→ **TASK DESCRIPTION**: Look through the data below. Collect every line where the word "step" occurs.

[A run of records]
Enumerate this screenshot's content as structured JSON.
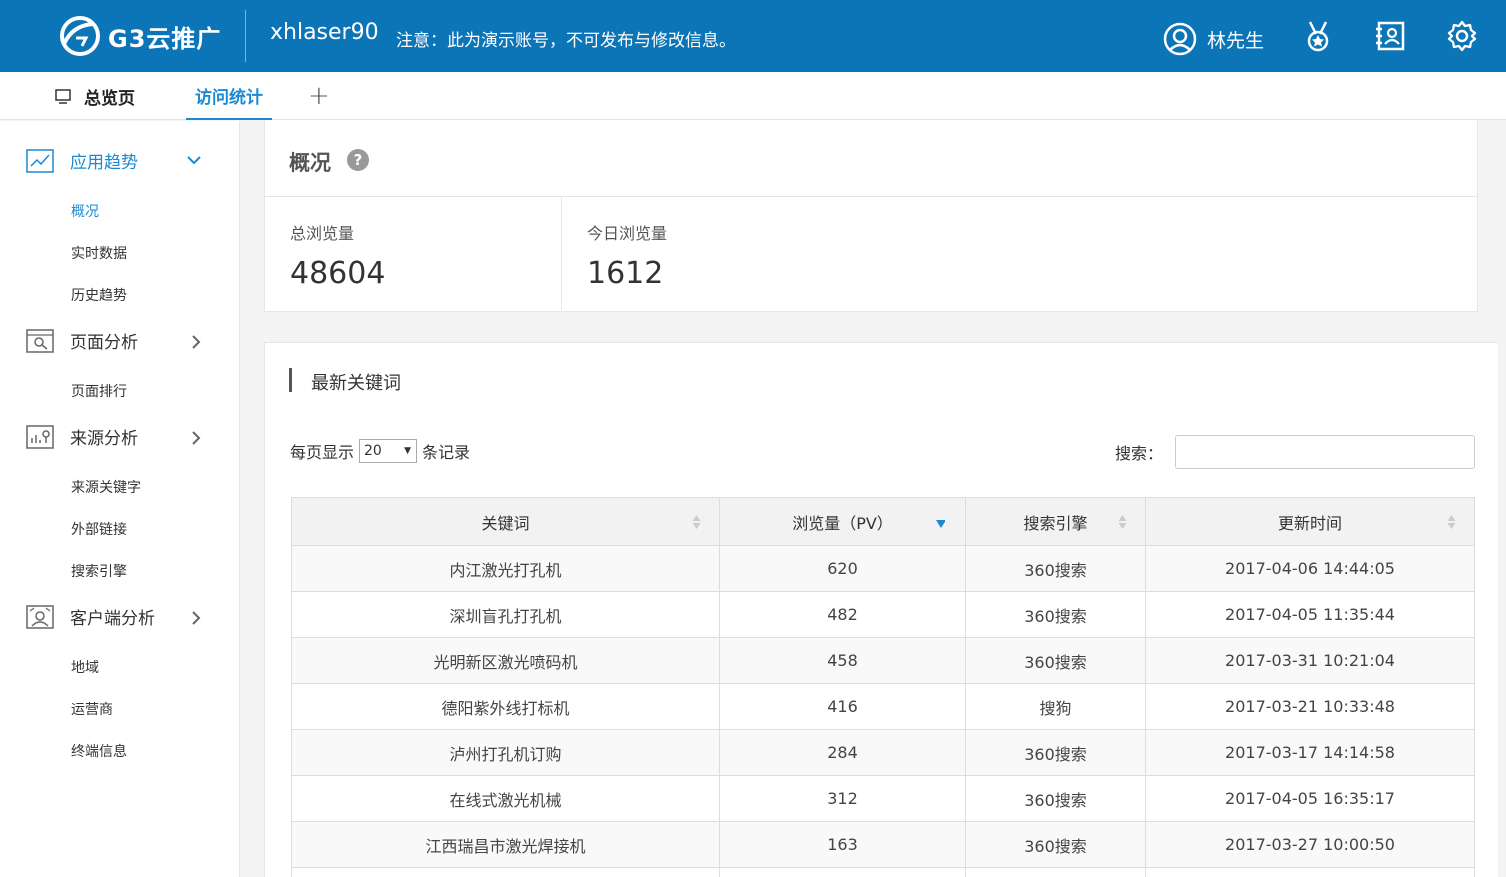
{
  "header": {
    "logo_text": "G3云推广",
    "account": "xhlaser90",
    "notice": "注意：此为演示账号，不可发布与修改信息。",
    "user_name": "林先生"
  },
  "tabs": {
    "overview": "总览页",
    "stats": "访问统计",
    "add": "+"
  },
  "sidebar": {
    "groups": [
      {
        "label": "应用趋势",
        "items": [
          "概况",
          "实时数据",
          "历史趋势"
        ]
      },
      {
        "label": "页面分析",
        "items": [
          "页面排行"
        ]
      },
      {
        "label": "来源分析",
        "items": [
          "来源关键字",
          "外部链接",
          "搜索引擎"
        ]
      },
      {
        "label": "客户端分析",
        "items": [
          "地域",
          "运营商",
          "终端信息"
        ]
      }
    ]
  },
  "overview": {
    "title": "概况",
    "help": "?",
    "total_label": "总浏览量",
    "total_value": "48604",
    "today_label": "今日浏览量",
    "today_value": "1612"
  },
  "keywords": {
    "title": "最新关键词",
    "per_page_prefix": "每页显示",
    "per_page_value": "20",
    "per_page_suffix": "条记录",
    "search_label": "搜索：",
    "columns": [
      "关键词",
      "浏览量（PV）",
      "搜索引擎",
      "更新时间"
    ],
    "rows": [
      [
        "内江激光打孔机",
        "620",
        "360搜索",
        "2017-04-06 14:44:05"
      ],
      [
        "深圳盲孔打孔机",
        "482",
        "360搜索",
        "2017-04-05 11:35:44"
      ],
      [
        "光明新区激光喷码机",
        "458",
        "360搜索",
        "2017-03-31 10:21:04"
      ],
      [
        "德阳紫外线打标机",
        "416",
        "搜狗",
        "2017-03-21 10:33:48"
      ],
      [
        "泸州打孔机订购",
        "284",
        "360搜索",
        "2017-03-17 14:14:58"
      ],
      [
        "在线式激光机械",
        "312",
        "360搜索",
        "2017-04-05 16:35:17"
      ],
      [
        "江西瑞昌市激光焊接机",
        "163",
        "360搜索",
        "2017-03-27 10:00:50"
      ],
      [
        "",
        "",
        "",
        ""
      ]
    ]
  },
  "colors": {
    "brand": "#0c75b8",
    "accent": "#1a8ad4"
  }
}
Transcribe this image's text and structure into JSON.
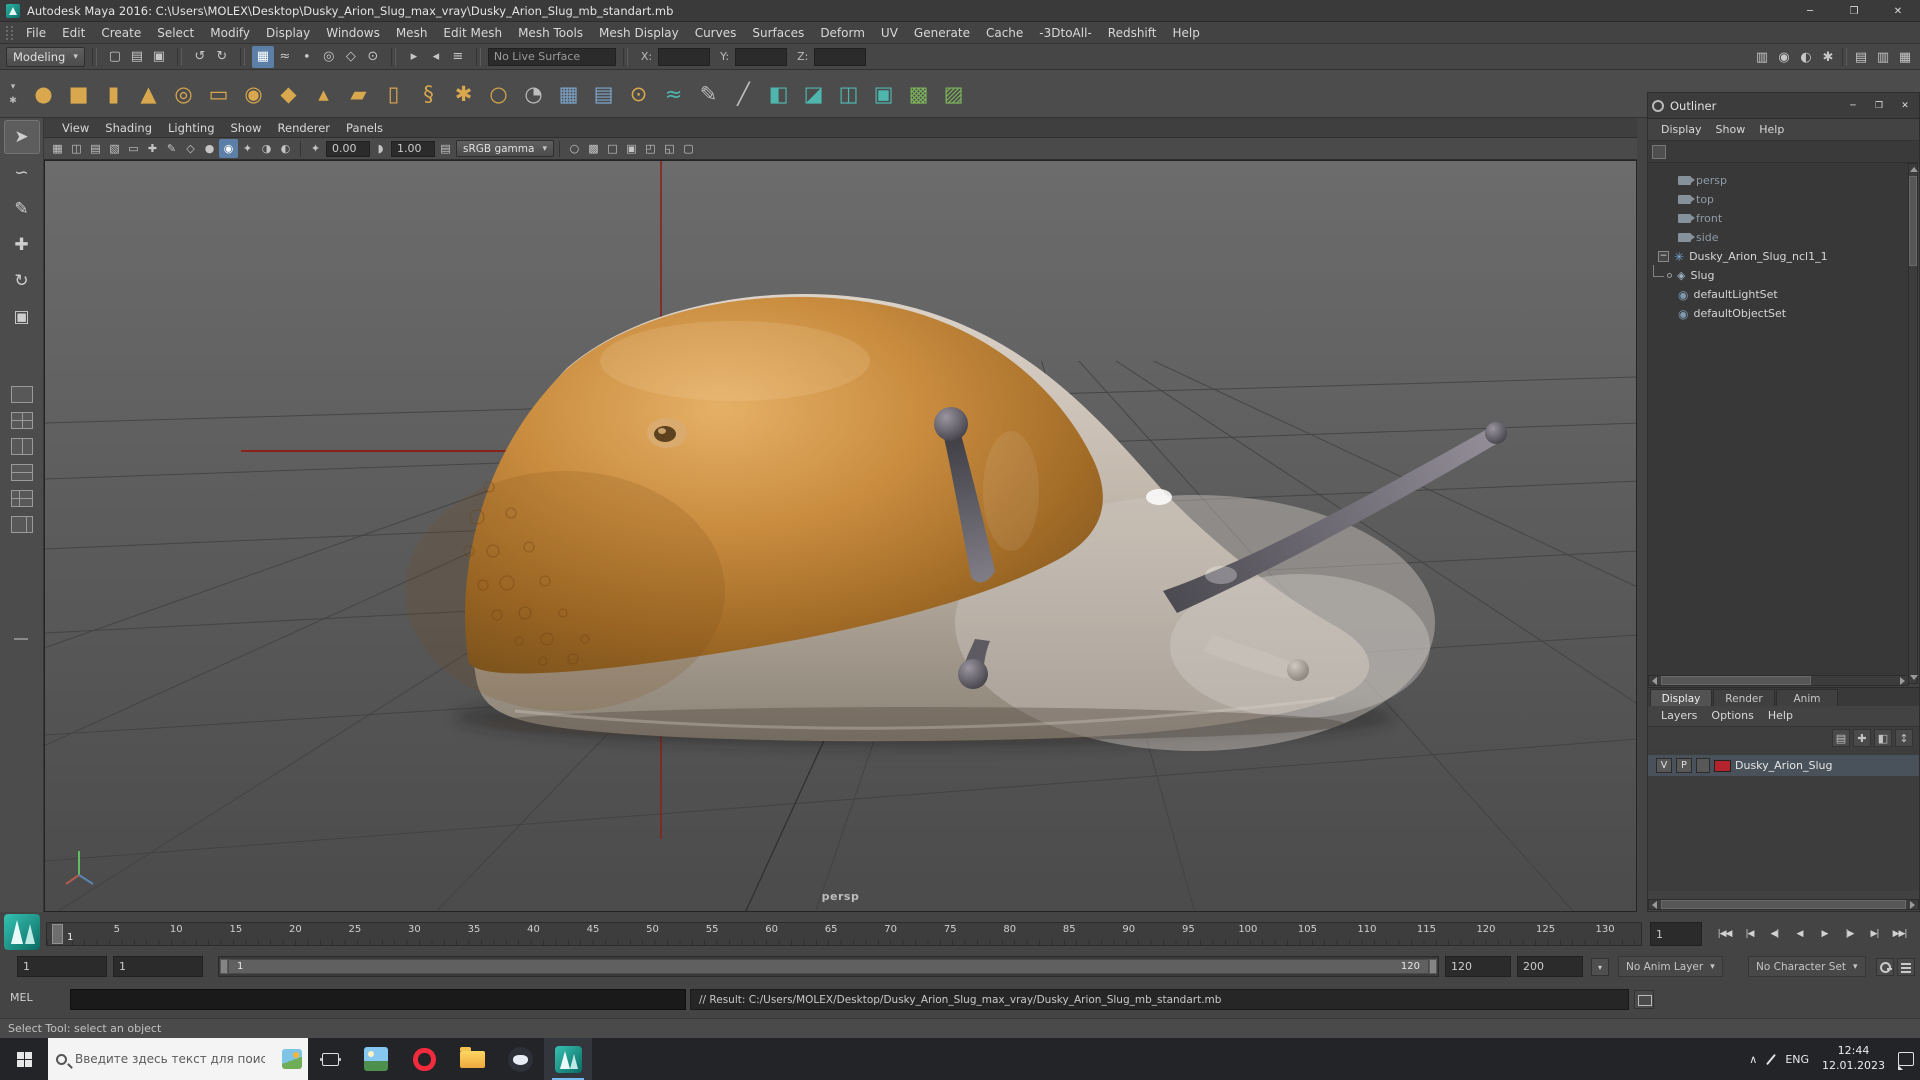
{
  "colors": {
    "accent_blue": "#5b7fa6",
    "layer_swatch_red": "#b5242c",
    "maya_teal": "#18a398",
    "axis_red": "#88231a"
  },
  "titlebar": {
    "title": "Autodesk Maya 2016: C:\\Users\\MOLEX\\Desktop\\Dusky_Arion_Slug_max_vray\\Dusky_Arion_Slug_mb_standart.mb",
    "minimize": "─",
    "maximize": "❐",
    "close": "✕"
  },
  "menubar": {
    "items": [
      "File",
      "Edit",
      "Create",
      "Select",
      "Modify",
      "Display",
      "Windows",
      "Mesh",
      "Edit Mesh",
      "Mesh Tools",
      "Mesh Display",
      "Curves",
      "Surfaces",
      "Deform",
      "UV",
      "Generate",
      "Cache",
      "-3DtoAll-",
      "Redshift",
      "Help"
    ]
  },
  "statusline": {
    "mode": "Modeling",
    "caret": "▾",
    "live_surface": "No Live Surface",
    "x_label": "X:",
    "y_label": "Y:",
    "z_label": "Z:",
    "file_icons": [
      {
        "n": "new-scene-icon",
        "g": "▢"
      },
      {
        "n": "open-scene-icon",
        "g": "▤"
      },
      {
        "n": "save-scene-icon",
        "g": "▣"
      }
    ],
    "history_icons": [
      {
        "n": "undo-icon",
        "g": "↺"
      },
      {
        "n": "redo-icon",
        "g": "↻"
      }
    ],
    "snap_icons": [
      {
        "n": "snap-to-grids-icon",
        "g": "▦",
        "hl": "on"
      },
      {
        "n": "snap-to-curves-icon",
        "g": "≈"
      },
      {
        "n": "snap-to-points-icon",
        "g": "∙"
      },
      {
        "n": "snap-to-projected-center-icon",
        "g": "◎"
      },
      {
        "n": "snap-to-view-planes-icon",
        "g": "◇"
      },
      {
        "n": "make-live-icon",
        "g": "⊙"
      }
    ],
    "ops_icons": [
      {
        "n": "input-connections-icon",
        "g": "▸"
      },
      {
        "n": "output-connections-icon",
        "g": "◂"
      },
      {
        "n": "construction-history-icon",
        "g": "≡"
      }
    ],
    "render_icons": [
      {
        "n": "open-render-view-icon",
        "g": "▥"
      },
      {
        "n": "render-current-frame-icon",
        "g": "◉"
      },
      {
        "n": "ipr-render-icon",
        "g": "◐"
      },
      {
        "n": "render-settings-icon",
        "g": "✱"
      }
    ],
    "sidebar_icons": [
      {
        "n": "attribute-editor-toggle-icon",
        "g": "▤"
      },
      {
        "n": "tool-settings-toggle-icon",
        "g": "▥"
      },
      {
        "n": "channel-box-toggle-icon",
        "g": "▦"
      }
    ]
  },
  "shelf": {
    "icons": [
      {
        "n": "poly-sphere-icon",
        "g": "●",
        "c": "gold"
      },
      {
        "n": "poly-cube-icon",
        "g": "■",
        "c": "gold"
      },
      {
        "n": "poly-cylinder-icon",
        "g": "▮",
        "c": "gold"
      },
      {
        "n": "poly-cone-icon",
        "g": "▲",
        "c": "gold"
      },
      {
        "n": "poly-torus-icon",
        "g": "◎",
        "c": "gold"
      },
      {
        "n": "poly-plane-icon",
        "g": "▭",
        "c": "gold"
      },
      {
        "n": "poly-disc-icon",
        "g": "◉",
        "c": "gold"
      },
      {
        "n": "poly-platonic-icon",
        "g": "◆",
        "c": "gold"
      },
      {
        "n": "poly-pyramid-icon",
        "g": "▴",
        "c": "gold"
      },
      {
        "n": "poly-prism-icon",
        "g": "▰",
        "c": "gold"
      },
      {
        "n": "poly-pipe-icon",
        "g": "▯",
        "c": "gold"
      },
      {
        "n": "poly-helix-icon",
        "g": "§",
        "c": "gold"
      },
      {
        "n": "poly-gear-icon",
        "g": "✱",
        "c": "gold"
      },
      {
        "n": "poly-soccer-ball-icon",
        "g": "○",
        "c": "gold"
      },
      {
        "n": "sculpt-tool-icon",
        "g": "◔",
        "c": "gray"
      },
      {
        "n": "uv-grid-icon",
        "g": "▦",
        "c": "blue"
      },
      {
        "n": "mesh-grid-icon",
        "g": "▤",
        "c": "blue"
      },
      {
        "n": "nurbs-sphere-icon",
        "g": "⊙",
        "c": "gold"
      },
      {
        "n": "curve-tool-icon",
        "g": "≈",
        "c": "teal"
      },
      {
        "n": "pencil-curve-icon",
        "g": "✎",
        "c": "gray"
      },
      {
        "n": "knife-tool-icon",
        "g": "╱",
        "c": "gray"
      },
      {
        "n": "mirror-icon",
        "g": "◧",
        "c": "teal"
      },
      {
        "n": "bevel-icon",
        "g": "◪",
        "c": "teal"
      },
      {
        "n": "bridge-icon",
        "g": "◫",
        "c": "teal"
      },
      {
        "n": "extrude-icon",
        "g": "▣",
        "c": "teal"
      },
      {
        "n": "checker-a-icon",
        "g": "▩",
        "c": "green"
      },
      {
        "n": "checker-b-icon",
        "g": "▨",
        "c": "green"
      }
    ],
    "switch_caret": "▾",
    "switch_gear": "✱"
  },
  "toolbox": {
    "tools": [
      {
        "n": "select-tool-icon",
        "g": "➤",
        "hl": "sel"
      },
      {
        "n": "lasso-tool-icon",
        "g": "∽"
      },
      {
        "n": "paint-select-tool-icon",
        "g": "✎"
      },
      {
        "n": "move-tool-icon",
        "g": "✚"
      },
      {
        "n": "rotate-tool-icon",
        "g": "↻"
      },
      {
        "n": "scale-tool-icon",
        "g": "▣"
      }
    ]
  },
  "panel": {
    "menus": [
      "View",
      "Shading",
      "Lighting",
      "Show",
      "Renderer",
      "Panels"
    ],
    "toolbar_icons_a": [
      {
        "n": "select-camera-icon",
        "g": "▦"
      },
      {
        "n": "lock-camera-icon",
        "g": "◫"
      },
      {
        "n": "camera-attributes-icon",
        "g": "▤"
      },
      {
        "n": "bookmarks-icon",
        "g": "▧"
      },
      {
        "n": "image-plane-icon",
        "g": "▭"
      },
      {
        "n": "2d-pan-zoom-icon",
        "g": "✚"
      },
      {
        "n": "grease-pencil-icon",
        "g": "✎"
      },
      {
        "n": "wireframe-icon",
        "g": "◇"
      },
      {
        "n": "shaded-icon",
        "g": "●"
      },
      {
        "n": "textured-icon",
        "g": "◉",
        "hl": "on"
      },
      {
        "n": "use-all-lights-icon",
        "g": "✦"
      },
      {
        "n": "shadows-icon",
        "g": "◑"
      },
      {
        "n": "screen-space-ao-icon",
        "g": "◐"
      }
    ],
    "exposure_icon": "✦",
    "exposure": "0.00",
    "gamma_icon": "◗",
    "gamma": "1.00",
    "colorspace_icon": "▤",
    "colorspace": "sRGB gamma",
    "caret": "▾",
    "toolbar_icons_b": [
      {
        "n": "isolate-select-icon",
        "g": "○"
      },
      {
        "n": "field-chart-icon",
        "g": "▩"
      },
      {
        "n": "resolution-gate-icon",
        "g": "□"
      },
      {
        "n": "gate-mask-icon",
        "g": "▣"
      },
      {
        "n": "safe-action-icon",
        "g": "◰"
      },
      {
        "n": "safe-title-icon",
        "g": "◱"
      },
      {
        "n": "xray-icon",
        "g": "▢"
      }
    ],
    "camera_label": "persp"
  },
  "outliner": {
    "title": "Outliner",
    "window_buttons": {
      "minimize": "─",
      "maximize": "❐",
      "close": "✕"
    },
    "menus": [
      "Display",
      "Show",
      "Help"
    ],
    "rows": {
      "cameras": [
        "persp",
        "top",
        "front",
        "side"
      ],
      "group_label": "Dusky_Arion_Slug_ncl1_1",
      "child_label": "Slug",
      "sets": [
        "defaultLightSet",
        "defaultObjectSet"
      ]
    },
    "icons": {
      "expander": "−",
      "group_star": "✳",
      "mesh": "◈",
      "set": "◉"
    }
  },
  "layer_editor": {
    "tabs": [
      "Display",
      "Render",
      "Anim"
    ],
    "menus": [
      "Layers",
      "Options",
      "Help"
    ],
    "toolbar_icons": [
      {
        "n": "layer-options-icon",
        "g": "▤"
      },
      {
        "n": "new-empty-layer-icon",
        "g": "✚"
      },
      {
        "n": "new-layer-from-selected-icon",
        "g": "◧"
      },
      {
        "n": "move-layer-icon",
        "g": "↕"
      }
    ],
    "layer": {
      "visibility": "V",
      "playback": "P",
      "name": "Dusky_Arion_Slug",
      "swatch_color": "#b5242c"
    }
  },
  "timeline": {
    "ticks": [
      "5",
      "10",
      "15",
      "20",
      "25",
      "30",
      "35",
      "40",
      "45",
      "50",
      "55",
      "60",
      "65",
      "70",
      "75",
      "80",
      "85",
      "90",
      "95",
      "100",
      "105",
      "110",
      "115",
      "120",
      "125",
      "130"
    ],
    "current_frame": "1",
    "current_frame_field": "1",
    "playback": [
      {
        "n": "go-to-start-button",
        "g": "|◀◀"
      },
      {
        "n": "step-back-key-button",
        "g": "|◀"
      },
      {
        "n": "step-back-frame-button",
        "g": "◀|"
      },
      {
        "n": "play-backwards-button",
        "g": "◀"
      },
      {
        "n": "play-forwards-button",
        "g": "▶"
      },
      {
        "n": "step-forward-frame-button",
        "g": "|▶"
      },
      {
        "n": "step-forward-key-button",
        "g": "▶|"
      },
      {
        "n": "go-to-end-button",
        "g": "▶▶|"
      }
    ]
  },
  "range": {
    "animation_start": "1",
    "playback_start": "1",
    "range_label_start": "1",
    "range_label_end": "120",
    "playback_end": "120",
    "animation_end": "200",
    "caret": "▾",
    "anim_layer": "No Anim Layer",
    "character_set": "No Character Set"
  },
  "command_line": {
    "label": "MEL",
    "input_value": "",
    "result": "// Result: C:/Users/MOLEX/Desktop/Dusky_Arion_Slug_max_vray/Dusky_Arion_Slug_mb_standart.mb"
  },
  "help_line": {
    "text": "Select Tool: select an object"
  },
  "taskbar": {
    "search_placeholder": "Введите здесь текст для поиска",
    "apps": [
      "photos",
      "opera",
      "file-explorer",
      "discord",
      "maya"
    ],
    "chevron": "∧",
    "language": "ENG",
    "time": "12:44",
    "date": "12.01.2023"
  }
}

→ **ANSWER IN FULL**:
        "n": "step-back-key-button",
        "n": "step-back-frame-button",
        "n": "step-forward-frame-button",
        "n": "step-forward-key-button",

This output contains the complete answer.